Copy the lines verbatim, starting at the line containing "option-row-lan-peers[interactable]: Apply rate" and ending after the line containing "schedule-when-row: When: Every".

* begin Material shown *

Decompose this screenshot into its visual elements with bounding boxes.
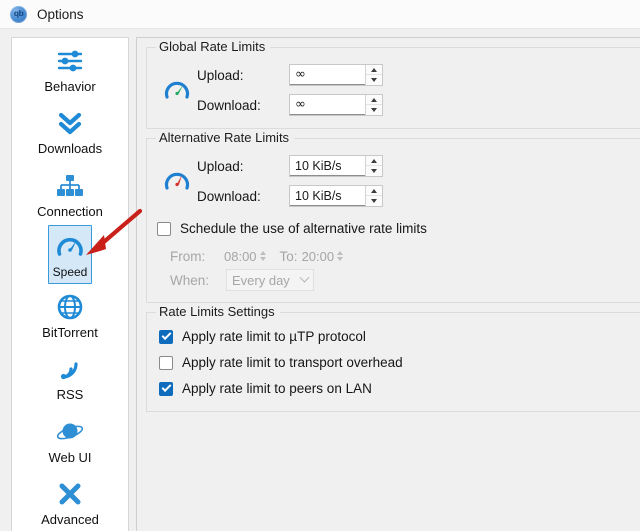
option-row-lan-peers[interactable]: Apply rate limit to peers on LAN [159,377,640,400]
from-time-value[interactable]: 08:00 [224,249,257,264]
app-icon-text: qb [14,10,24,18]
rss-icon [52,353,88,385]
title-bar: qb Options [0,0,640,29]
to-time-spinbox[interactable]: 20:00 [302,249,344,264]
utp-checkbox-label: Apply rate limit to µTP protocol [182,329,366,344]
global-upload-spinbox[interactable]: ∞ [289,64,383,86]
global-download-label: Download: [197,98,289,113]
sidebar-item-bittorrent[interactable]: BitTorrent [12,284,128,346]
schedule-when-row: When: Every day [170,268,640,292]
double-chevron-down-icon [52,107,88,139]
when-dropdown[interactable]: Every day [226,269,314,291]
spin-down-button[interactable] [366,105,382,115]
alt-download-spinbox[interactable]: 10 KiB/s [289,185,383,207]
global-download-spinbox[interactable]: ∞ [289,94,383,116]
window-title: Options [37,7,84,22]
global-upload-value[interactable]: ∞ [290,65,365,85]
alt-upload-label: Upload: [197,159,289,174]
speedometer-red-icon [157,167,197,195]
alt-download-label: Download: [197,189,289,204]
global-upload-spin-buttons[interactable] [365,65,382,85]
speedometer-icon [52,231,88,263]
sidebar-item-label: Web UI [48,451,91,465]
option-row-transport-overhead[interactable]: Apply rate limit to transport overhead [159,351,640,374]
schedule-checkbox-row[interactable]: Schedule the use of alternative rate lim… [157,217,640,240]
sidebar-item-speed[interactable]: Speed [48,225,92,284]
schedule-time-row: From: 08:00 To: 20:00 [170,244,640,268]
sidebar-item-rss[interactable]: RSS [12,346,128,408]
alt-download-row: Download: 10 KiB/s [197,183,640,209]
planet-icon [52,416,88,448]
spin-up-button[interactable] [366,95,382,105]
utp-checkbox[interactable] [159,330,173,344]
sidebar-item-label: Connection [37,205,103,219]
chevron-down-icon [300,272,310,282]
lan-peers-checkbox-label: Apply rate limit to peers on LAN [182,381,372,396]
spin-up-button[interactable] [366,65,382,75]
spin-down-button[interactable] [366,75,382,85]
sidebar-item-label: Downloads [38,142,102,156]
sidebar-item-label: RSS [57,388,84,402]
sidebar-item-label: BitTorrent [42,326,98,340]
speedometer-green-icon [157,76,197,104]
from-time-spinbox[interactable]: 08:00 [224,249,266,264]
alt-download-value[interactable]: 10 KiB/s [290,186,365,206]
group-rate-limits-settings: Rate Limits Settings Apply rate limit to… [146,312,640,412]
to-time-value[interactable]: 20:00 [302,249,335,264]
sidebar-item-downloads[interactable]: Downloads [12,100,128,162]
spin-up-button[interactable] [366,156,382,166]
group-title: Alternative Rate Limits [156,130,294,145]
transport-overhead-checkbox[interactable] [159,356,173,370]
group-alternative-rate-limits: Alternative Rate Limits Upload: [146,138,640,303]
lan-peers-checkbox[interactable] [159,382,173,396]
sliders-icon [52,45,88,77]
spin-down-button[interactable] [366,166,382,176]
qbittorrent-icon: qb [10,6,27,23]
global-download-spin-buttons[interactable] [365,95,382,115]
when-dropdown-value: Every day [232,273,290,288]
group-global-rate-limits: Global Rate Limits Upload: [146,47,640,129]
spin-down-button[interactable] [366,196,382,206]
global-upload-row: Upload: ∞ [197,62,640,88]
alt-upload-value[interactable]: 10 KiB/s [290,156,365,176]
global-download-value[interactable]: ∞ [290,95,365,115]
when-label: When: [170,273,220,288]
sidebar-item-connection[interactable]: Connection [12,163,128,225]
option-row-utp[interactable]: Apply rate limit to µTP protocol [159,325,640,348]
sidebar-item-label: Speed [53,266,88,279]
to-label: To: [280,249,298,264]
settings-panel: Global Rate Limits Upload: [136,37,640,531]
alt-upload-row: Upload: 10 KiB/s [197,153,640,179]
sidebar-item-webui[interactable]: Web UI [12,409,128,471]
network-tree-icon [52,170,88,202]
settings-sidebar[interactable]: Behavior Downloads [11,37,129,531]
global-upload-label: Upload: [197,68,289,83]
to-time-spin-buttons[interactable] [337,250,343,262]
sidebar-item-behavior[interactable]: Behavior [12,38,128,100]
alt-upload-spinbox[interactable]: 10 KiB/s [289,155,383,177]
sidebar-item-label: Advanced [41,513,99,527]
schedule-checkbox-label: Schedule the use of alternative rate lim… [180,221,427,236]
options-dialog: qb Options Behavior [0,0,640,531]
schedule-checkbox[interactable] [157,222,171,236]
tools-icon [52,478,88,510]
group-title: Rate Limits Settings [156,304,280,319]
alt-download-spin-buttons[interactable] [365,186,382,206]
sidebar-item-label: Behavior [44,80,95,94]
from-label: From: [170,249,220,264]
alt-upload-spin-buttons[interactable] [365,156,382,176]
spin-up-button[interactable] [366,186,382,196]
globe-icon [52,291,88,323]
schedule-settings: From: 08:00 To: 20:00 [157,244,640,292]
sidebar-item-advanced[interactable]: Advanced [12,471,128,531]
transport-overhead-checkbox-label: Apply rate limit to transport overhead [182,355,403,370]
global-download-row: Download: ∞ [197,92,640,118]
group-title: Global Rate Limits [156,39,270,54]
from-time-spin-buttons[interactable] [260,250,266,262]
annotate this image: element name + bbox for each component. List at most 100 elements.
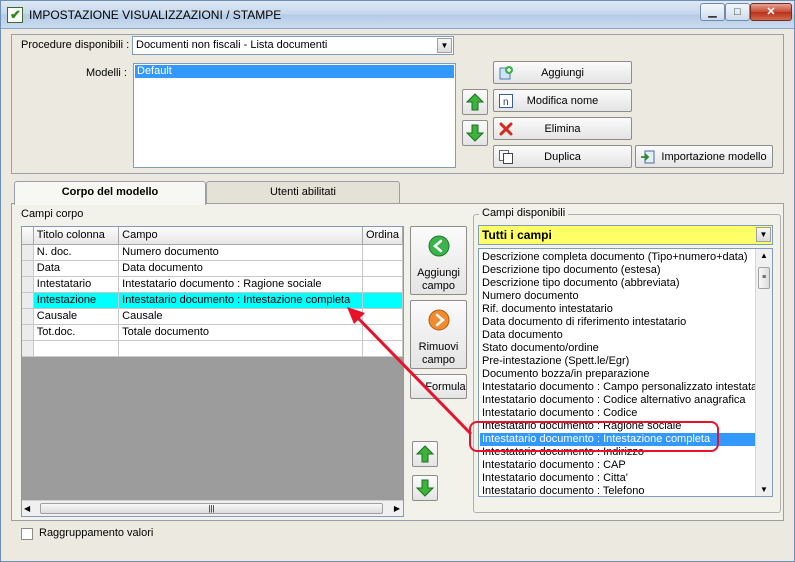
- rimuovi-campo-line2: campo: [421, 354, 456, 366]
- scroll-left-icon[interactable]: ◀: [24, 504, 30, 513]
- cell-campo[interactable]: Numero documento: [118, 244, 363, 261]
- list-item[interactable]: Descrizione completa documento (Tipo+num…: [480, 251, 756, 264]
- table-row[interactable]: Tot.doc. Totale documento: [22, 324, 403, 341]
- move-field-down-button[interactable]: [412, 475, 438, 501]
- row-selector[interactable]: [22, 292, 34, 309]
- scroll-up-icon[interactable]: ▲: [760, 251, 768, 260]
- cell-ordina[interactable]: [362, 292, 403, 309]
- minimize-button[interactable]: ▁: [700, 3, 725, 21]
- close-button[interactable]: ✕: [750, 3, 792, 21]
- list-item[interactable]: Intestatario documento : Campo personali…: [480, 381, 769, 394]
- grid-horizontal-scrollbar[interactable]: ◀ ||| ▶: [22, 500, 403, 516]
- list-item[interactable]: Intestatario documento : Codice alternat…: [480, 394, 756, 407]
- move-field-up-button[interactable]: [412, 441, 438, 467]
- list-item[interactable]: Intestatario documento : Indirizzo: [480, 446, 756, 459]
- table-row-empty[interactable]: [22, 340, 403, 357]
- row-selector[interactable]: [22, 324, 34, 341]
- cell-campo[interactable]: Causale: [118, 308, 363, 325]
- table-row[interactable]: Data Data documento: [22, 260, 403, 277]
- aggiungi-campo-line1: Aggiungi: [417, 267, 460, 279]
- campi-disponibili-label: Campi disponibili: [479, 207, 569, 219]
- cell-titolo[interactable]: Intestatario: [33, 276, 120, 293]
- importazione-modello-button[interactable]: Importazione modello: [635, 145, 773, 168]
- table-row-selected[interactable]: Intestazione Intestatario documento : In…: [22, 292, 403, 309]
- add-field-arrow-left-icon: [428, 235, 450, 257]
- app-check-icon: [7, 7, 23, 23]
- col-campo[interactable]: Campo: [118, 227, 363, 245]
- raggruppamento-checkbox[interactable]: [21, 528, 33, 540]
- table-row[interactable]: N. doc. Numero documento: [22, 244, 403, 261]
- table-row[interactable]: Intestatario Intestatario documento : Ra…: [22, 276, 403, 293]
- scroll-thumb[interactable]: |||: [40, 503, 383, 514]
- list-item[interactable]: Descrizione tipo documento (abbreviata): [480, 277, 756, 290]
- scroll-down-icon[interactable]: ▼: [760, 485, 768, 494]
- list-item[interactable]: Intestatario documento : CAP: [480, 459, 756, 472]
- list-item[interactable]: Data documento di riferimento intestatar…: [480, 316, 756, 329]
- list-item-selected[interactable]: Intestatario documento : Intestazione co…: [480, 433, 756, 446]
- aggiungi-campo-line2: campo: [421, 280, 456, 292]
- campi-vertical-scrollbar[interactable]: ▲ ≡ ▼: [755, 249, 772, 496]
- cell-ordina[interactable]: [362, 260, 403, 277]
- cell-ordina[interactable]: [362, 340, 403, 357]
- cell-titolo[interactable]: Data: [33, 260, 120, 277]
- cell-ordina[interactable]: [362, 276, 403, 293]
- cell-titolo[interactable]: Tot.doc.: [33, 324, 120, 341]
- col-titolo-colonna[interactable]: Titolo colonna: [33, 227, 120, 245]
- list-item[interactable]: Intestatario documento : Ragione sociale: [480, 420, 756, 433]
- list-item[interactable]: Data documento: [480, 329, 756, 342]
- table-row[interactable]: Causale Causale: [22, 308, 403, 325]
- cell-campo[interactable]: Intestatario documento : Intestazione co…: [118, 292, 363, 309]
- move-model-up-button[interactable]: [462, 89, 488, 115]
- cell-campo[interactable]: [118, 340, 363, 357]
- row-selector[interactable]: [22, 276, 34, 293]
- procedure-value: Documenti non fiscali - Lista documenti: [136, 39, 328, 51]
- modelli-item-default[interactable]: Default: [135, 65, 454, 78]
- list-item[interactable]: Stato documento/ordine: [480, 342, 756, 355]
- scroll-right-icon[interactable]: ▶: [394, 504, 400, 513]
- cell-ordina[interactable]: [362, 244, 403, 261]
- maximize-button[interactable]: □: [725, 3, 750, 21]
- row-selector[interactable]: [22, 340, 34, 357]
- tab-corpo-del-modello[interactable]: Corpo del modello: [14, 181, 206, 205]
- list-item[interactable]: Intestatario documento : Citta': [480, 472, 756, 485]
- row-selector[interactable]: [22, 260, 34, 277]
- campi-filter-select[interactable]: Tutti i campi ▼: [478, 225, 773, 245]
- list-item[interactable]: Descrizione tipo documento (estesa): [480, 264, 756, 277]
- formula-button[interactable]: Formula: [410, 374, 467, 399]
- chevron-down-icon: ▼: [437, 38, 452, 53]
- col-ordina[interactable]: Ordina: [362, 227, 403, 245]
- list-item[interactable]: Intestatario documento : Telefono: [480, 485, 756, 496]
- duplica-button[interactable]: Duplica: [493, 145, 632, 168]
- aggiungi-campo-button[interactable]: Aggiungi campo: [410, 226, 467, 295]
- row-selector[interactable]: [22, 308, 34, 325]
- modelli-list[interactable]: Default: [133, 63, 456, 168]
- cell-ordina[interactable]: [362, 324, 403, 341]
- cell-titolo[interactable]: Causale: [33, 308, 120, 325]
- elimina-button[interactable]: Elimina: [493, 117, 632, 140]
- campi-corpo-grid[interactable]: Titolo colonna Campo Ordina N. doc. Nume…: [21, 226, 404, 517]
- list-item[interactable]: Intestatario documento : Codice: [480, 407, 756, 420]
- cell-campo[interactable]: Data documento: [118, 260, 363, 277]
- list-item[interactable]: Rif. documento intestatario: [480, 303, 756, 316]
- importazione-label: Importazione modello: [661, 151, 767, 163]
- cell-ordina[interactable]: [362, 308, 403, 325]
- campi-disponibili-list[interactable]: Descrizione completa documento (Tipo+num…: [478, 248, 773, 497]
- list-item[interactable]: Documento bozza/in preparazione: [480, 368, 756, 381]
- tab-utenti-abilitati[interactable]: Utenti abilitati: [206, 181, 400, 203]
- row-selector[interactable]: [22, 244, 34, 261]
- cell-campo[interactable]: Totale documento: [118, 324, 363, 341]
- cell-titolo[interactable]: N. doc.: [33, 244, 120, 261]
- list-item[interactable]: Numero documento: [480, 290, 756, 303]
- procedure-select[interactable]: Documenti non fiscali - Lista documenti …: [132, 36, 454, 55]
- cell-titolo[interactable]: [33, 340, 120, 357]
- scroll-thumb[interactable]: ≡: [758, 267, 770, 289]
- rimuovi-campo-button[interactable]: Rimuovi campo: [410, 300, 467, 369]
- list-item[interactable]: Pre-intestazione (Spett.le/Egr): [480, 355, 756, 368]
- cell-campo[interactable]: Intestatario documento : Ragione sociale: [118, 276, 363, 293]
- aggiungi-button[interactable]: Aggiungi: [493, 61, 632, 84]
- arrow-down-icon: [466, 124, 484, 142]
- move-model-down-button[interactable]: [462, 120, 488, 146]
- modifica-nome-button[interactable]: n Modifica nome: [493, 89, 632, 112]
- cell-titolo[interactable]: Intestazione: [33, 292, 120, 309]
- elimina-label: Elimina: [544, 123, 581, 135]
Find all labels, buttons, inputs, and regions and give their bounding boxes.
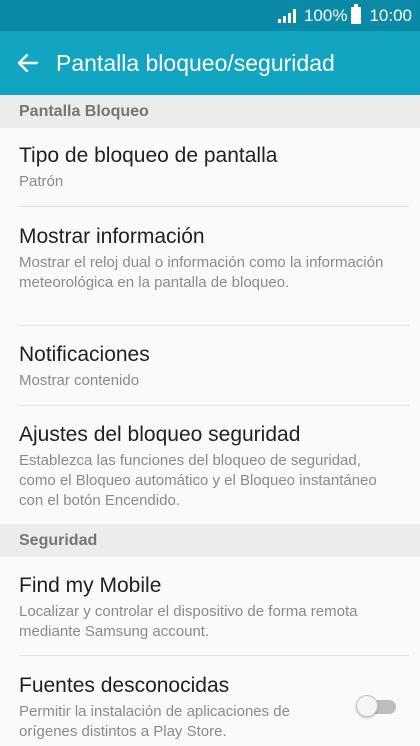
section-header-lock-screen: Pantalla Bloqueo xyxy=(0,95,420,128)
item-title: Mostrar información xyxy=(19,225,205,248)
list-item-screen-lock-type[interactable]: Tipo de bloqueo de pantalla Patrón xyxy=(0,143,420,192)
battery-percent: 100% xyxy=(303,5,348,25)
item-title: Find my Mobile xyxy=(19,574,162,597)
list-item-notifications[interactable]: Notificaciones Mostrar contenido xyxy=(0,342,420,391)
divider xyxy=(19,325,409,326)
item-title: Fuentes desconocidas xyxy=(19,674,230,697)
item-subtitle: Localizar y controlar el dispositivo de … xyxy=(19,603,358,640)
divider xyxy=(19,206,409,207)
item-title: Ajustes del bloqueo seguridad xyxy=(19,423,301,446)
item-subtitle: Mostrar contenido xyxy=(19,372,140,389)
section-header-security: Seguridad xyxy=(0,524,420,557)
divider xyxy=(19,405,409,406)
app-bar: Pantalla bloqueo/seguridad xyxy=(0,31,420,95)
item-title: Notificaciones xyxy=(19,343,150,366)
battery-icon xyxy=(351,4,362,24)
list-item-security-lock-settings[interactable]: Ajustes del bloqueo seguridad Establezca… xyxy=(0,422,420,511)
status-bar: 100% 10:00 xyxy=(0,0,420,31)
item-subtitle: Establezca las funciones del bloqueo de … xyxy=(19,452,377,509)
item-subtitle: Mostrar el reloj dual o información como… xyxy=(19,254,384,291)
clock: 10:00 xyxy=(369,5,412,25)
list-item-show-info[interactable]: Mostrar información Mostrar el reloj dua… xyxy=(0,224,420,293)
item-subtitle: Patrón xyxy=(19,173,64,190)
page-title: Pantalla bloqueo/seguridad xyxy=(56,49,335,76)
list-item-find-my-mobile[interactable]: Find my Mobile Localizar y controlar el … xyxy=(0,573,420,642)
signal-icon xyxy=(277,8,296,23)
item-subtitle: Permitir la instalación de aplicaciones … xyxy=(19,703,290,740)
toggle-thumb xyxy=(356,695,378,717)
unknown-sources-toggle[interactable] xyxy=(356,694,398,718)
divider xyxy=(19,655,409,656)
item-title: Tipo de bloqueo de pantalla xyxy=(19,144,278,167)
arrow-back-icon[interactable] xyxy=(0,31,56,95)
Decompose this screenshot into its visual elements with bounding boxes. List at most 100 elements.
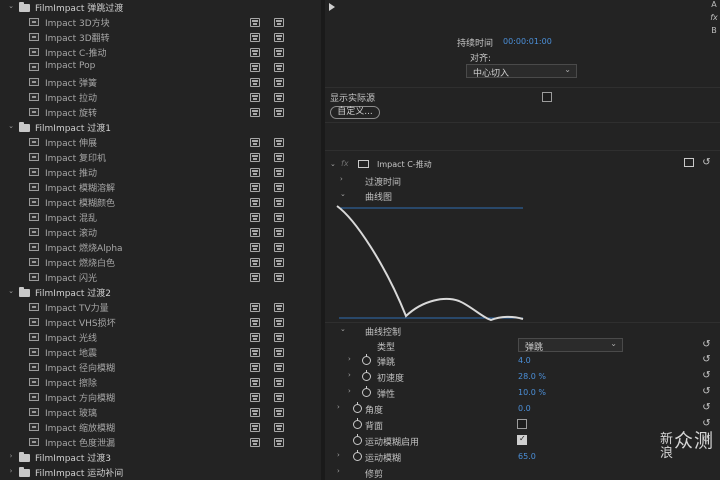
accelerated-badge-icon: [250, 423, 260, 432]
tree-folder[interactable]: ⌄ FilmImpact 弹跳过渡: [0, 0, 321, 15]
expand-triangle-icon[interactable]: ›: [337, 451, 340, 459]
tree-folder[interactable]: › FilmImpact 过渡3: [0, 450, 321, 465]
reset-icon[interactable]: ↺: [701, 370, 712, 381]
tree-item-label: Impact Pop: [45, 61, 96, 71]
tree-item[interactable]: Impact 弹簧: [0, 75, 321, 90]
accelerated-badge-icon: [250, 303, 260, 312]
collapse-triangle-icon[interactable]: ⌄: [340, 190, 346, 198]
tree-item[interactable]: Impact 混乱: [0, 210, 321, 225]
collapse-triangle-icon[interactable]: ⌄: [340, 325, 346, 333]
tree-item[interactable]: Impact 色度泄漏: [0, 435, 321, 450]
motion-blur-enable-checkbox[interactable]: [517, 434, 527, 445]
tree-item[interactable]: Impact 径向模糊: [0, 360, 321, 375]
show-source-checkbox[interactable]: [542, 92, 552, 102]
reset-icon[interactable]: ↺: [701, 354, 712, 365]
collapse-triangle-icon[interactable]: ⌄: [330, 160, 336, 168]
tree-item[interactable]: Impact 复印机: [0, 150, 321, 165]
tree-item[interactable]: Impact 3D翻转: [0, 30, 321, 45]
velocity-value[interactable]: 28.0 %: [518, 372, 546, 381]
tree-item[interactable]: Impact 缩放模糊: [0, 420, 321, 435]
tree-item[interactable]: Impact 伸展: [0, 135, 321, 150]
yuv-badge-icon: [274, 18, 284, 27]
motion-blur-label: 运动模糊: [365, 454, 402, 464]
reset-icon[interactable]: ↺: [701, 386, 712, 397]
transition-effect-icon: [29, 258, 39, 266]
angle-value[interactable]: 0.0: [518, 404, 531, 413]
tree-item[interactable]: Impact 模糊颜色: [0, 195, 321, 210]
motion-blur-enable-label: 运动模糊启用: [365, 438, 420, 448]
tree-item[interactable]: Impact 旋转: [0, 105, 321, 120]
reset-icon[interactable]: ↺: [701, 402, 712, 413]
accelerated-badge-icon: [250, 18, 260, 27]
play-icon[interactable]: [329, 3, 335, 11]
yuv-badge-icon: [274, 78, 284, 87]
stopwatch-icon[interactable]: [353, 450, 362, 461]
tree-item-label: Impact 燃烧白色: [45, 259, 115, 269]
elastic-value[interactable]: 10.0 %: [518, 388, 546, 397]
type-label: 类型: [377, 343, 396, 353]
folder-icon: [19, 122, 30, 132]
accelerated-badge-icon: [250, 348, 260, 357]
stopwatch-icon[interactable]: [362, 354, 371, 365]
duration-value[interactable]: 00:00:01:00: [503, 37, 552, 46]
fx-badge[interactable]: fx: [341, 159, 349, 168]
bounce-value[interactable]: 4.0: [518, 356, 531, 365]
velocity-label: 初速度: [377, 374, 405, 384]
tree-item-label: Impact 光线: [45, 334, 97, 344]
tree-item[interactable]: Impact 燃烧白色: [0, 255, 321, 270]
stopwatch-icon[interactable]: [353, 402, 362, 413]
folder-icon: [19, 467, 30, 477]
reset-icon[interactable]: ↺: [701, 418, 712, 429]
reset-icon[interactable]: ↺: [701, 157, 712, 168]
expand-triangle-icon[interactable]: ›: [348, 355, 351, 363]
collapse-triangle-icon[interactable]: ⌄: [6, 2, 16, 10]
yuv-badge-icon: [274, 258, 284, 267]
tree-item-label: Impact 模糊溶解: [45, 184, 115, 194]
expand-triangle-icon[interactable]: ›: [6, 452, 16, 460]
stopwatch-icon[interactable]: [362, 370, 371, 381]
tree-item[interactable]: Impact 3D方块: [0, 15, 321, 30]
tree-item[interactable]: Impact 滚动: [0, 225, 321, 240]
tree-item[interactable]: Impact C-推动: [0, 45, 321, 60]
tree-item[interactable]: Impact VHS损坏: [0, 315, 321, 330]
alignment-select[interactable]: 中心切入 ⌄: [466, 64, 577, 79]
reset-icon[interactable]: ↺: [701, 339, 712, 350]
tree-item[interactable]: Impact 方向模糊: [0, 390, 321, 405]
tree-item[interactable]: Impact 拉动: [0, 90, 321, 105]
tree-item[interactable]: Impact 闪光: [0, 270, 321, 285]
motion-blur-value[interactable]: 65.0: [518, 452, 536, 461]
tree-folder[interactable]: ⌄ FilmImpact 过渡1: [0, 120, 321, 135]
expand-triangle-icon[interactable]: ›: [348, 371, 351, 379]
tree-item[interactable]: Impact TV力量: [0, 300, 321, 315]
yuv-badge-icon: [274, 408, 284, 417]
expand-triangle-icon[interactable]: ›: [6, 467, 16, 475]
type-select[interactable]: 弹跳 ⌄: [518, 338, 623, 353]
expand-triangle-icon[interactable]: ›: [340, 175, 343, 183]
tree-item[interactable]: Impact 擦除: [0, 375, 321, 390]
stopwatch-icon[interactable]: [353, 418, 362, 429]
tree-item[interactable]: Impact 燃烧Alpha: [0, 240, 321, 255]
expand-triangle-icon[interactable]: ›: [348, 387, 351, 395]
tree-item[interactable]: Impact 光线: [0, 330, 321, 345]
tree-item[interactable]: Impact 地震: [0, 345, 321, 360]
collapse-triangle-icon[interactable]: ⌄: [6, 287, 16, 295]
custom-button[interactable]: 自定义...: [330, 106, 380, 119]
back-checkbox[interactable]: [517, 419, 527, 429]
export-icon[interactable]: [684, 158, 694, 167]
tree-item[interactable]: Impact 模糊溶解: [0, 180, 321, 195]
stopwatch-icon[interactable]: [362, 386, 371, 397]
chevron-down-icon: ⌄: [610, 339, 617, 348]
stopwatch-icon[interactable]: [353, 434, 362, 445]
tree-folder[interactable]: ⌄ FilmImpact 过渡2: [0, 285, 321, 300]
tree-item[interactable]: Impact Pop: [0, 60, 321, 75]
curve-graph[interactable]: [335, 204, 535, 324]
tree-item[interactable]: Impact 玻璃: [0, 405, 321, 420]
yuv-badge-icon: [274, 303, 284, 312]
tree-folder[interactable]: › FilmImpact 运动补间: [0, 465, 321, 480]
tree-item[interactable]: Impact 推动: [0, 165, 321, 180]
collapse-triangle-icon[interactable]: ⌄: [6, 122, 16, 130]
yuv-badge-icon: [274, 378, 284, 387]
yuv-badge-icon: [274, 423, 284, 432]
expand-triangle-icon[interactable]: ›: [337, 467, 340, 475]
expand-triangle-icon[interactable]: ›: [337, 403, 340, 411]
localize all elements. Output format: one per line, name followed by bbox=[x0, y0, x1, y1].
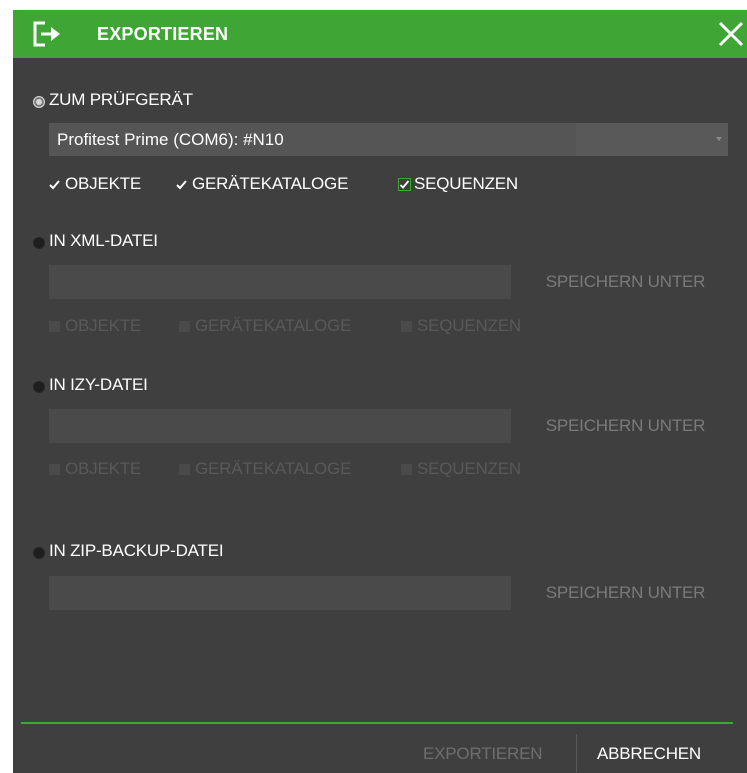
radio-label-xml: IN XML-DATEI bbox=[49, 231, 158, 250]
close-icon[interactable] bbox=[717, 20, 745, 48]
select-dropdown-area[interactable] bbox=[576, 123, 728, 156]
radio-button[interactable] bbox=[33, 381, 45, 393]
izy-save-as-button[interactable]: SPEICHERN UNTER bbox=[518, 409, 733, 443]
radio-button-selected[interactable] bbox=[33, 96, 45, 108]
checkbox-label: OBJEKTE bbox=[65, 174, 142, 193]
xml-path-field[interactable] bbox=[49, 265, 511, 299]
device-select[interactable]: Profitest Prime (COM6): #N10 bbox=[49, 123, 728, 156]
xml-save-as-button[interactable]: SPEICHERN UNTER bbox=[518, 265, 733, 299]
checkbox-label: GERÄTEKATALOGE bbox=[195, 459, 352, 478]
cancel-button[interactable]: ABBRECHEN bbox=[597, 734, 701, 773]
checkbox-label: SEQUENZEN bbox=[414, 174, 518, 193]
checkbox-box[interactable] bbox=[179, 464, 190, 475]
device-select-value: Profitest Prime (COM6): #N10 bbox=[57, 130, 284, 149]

* end Material shown *

Written response –
option-row-lan-peers[interactable]: Apply rate limit to peers on LAN [159,377,640,400]
from-time-value[interactable]: 08:00 [224,249,257,264]
app-icon-text: qb [14,10,24,18]
rss-icon [52,353,88,385]
title-bar: qb Options [0,0,640,29]
to-time-spinbox[interactable]: 20:00 [302,249,344,264]
utp-checkbox-label: Apply rate limit to µTP protocol [182,329,366,344]
global-upload-spinbox[interactable]: ∞ [289,64,383,86]
global-download-label: Download: [197,98,289,113]
sidebar-item-bittorrent[interactable]: BitTorrent [12,284,128,346]
schedule-when-row: When: Every day [170,268,640,292]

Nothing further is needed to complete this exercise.